Instructions
A - Decide whether each statement agrees with the passage on protecting students online. Answer yes or no for each and quote the deciding words of the passage. (i) The cover story is titled "Protecting Students Online." (ii) Sophie Reid considers filters a lasting solution. (iii) Gang members' online activity has been given its own name.
B - Write a continuation of the passage on protecting students online, beginning after its final sentence.

Page extract
As usual, I amassed a mountain of information for my latest ASBJ cover story, “Protecting Students Online” now available at ASBJ.com.
As the title suggests, ensuring students are productive, learning, and most importantly safe when they go online is more complicated than even I had originally thought. Of course, news reports have made cyberbullying and sexual predators well-known threats (though recent studies have refuted the prevalence of online stranger, saying it is overblown by the media.)
Rather it was the other, lesser-known hazards (at least to me) that were surprising. Who knew there was an entire cyber-subculture that promoting, or at least promulgating, eating disorders like anorexia and bulimia? Or that gang members had taken to the Internet to recruit and brag about their exploits, an activity that even has its own moniker: net banging.
It makes sense when you think about it, though. Just about anything you can find in the real world has its virtual counterpoint. So what’s an educator or a parent to do in this risk-laden world? Some, as you’ll discover, rely on filters, blocking questionable or even unfamiliar material. That’s only a temporary solution, however, says Sophie Reid, a clinical psychologist and research fellow at the Centre for Adolescent Health at the Royal Children’s Hospital in Melbourne, Australia.

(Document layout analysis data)
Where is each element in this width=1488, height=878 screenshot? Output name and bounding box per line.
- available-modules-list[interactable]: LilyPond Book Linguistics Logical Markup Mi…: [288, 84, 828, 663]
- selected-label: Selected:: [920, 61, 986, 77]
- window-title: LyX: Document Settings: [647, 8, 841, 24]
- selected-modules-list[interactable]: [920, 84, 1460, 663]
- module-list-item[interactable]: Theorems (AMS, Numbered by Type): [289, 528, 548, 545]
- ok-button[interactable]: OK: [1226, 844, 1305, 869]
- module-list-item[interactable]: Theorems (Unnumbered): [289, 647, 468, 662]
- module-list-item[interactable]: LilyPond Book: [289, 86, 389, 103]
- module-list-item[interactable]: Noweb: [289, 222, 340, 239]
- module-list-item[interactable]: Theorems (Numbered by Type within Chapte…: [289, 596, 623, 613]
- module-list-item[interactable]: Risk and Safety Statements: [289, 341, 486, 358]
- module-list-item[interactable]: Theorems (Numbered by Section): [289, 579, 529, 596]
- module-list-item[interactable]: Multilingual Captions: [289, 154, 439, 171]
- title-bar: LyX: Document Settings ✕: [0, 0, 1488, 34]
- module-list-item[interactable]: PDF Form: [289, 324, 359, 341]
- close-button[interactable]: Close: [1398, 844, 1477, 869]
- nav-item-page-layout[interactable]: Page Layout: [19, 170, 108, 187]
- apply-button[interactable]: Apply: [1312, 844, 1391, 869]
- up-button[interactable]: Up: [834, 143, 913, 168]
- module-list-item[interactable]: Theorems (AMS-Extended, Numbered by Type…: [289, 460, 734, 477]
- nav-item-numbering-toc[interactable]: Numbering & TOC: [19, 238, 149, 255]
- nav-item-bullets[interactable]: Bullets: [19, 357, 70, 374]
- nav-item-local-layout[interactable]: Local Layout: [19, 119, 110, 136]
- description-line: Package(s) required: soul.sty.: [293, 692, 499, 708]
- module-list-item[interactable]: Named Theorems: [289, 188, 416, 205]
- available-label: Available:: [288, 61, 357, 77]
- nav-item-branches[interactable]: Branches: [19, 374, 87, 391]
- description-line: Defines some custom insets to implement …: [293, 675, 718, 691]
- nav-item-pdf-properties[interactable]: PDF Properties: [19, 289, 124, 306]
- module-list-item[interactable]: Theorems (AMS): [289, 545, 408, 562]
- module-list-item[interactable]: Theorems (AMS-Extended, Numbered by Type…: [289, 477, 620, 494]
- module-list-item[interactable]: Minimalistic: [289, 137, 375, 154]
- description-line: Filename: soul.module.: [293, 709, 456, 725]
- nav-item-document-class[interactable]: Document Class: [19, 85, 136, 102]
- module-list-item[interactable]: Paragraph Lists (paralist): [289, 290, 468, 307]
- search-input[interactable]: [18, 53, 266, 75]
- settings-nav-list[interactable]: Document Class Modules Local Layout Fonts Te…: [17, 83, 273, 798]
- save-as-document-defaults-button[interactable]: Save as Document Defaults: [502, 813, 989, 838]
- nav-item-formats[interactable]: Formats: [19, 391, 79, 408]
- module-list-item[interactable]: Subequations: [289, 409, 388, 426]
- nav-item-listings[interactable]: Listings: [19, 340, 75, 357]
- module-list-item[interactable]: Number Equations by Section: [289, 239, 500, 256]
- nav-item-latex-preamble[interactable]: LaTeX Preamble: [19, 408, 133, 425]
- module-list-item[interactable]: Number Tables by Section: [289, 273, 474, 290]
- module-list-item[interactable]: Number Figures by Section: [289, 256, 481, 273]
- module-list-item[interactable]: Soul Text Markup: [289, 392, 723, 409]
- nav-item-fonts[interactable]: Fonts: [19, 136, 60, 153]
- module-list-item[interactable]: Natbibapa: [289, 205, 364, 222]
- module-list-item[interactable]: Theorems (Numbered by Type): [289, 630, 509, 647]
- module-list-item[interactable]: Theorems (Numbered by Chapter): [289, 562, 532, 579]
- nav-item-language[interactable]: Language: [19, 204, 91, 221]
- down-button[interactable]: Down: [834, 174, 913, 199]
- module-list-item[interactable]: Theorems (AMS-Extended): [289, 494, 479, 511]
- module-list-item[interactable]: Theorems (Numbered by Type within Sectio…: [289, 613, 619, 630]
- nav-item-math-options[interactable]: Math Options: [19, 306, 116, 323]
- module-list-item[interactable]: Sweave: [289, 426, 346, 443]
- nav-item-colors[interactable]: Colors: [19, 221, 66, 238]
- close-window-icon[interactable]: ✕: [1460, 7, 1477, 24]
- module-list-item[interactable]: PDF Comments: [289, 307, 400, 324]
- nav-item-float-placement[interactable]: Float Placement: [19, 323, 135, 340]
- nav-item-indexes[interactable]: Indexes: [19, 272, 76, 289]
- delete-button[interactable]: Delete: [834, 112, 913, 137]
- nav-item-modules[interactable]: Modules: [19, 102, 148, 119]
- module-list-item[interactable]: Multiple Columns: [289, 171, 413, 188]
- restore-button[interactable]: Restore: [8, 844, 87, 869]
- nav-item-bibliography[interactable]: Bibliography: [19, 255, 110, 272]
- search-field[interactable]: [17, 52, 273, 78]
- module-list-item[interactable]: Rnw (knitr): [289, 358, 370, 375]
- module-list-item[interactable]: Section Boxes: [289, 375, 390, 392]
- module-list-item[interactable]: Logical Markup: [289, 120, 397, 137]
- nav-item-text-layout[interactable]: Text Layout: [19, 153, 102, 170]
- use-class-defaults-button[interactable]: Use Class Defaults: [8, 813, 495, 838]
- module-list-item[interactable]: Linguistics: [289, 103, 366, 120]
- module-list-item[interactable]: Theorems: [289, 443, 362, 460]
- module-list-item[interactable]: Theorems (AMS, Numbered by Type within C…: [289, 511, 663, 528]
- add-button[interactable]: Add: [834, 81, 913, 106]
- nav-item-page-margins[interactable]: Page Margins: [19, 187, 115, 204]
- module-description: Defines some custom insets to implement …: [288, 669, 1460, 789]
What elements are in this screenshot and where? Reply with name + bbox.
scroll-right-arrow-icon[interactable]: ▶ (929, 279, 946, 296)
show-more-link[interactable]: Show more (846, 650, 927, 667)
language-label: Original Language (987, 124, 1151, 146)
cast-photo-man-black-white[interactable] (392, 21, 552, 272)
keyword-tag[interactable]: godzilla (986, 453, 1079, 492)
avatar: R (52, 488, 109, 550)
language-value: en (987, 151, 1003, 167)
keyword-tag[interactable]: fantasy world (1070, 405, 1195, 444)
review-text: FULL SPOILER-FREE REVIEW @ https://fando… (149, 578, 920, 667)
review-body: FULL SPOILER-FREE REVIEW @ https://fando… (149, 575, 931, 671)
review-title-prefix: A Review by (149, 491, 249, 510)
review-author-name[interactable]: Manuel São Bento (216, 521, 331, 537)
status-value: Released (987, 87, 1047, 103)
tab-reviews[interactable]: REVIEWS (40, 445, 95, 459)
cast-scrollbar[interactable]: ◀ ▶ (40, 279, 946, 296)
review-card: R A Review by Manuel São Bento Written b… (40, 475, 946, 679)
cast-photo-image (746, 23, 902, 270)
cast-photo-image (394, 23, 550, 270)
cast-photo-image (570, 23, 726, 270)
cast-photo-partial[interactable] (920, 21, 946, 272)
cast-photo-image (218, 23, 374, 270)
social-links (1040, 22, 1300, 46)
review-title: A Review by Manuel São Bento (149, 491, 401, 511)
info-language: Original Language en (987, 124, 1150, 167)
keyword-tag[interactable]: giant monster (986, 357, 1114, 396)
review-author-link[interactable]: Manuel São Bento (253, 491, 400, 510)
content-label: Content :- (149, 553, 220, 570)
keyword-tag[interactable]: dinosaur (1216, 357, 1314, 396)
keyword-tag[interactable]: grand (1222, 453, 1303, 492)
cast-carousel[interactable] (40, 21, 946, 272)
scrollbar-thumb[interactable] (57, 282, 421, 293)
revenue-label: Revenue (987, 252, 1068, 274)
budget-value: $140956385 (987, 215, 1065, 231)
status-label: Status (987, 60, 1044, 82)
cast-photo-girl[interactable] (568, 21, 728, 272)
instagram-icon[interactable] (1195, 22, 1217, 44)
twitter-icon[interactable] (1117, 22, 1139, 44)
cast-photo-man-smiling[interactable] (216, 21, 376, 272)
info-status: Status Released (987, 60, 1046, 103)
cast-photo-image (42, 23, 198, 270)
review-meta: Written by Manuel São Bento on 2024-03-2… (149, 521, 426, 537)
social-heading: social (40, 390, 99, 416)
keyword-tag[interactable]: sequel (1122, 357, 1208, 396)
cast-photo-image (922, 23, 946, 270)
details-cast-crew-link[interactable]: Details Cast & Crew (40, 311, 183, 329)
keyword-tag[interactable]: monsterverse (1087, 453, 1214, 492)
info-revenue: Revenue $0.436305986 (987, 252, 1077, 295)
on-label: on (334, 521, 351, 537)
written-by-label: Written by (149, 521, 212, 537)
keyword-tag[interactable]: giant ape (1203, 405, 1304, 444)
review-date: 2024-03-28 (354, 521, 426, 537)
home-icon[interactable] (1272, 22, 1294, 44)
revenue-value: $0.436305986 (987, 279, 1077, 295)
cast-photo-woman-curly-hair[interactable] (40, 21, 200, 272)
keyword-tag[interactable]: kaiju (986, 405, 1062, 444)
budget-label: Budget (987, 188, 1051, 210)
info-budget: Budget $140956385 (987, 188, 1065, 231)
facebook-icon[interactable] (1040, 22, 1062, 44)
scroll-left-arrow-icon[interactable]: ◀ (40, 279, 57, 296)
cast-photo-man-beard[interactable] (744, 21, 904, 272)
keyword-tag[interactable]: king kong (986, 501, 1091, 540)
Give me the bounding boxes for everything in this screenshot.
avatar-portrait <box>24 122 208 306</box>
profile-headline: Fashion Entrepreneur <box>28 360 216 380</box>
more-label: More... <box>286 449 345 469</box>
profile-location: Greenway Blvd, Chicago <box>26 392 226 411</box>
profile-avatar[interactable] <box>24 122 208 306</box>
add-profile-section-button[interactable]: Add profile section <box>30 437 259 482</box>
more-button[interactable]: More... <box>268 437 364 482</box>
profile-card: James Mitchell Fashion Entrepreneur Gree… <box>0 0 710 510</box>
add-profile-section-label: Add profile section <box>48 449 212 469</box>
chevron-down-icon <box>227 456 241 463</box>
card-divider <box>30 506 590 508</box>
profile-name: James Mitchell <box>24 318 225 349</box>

Results
A -
(i) Yes: "my latest ASBJ cover story, “Protecting Students Online”"
(ii) No: "That’s only a temporary solution, however, says Sophie Reid"
(iii) Yes: "an activity that even has its own moniker: net banging."

B -
“When a child comes to us and says I want to go rock climbing, you don’t say it’s too dangerous or I’ll do it for you,” says Reid who was one of the panelists at an online safety conference last spring. “Instead you go to a reputable establishment, put them on rope we know won’t break, stand at the bottom, attach the other end of the rope to us and let them go up; if they fall, we’ve taken up the slack.”
Reid says educators and parents need to take the same approach when addressing online youth safety.
“We need to engage young people in their space, we need to be a reliable and helpful presence on the Internet because that’s where they’ve gone,” she says.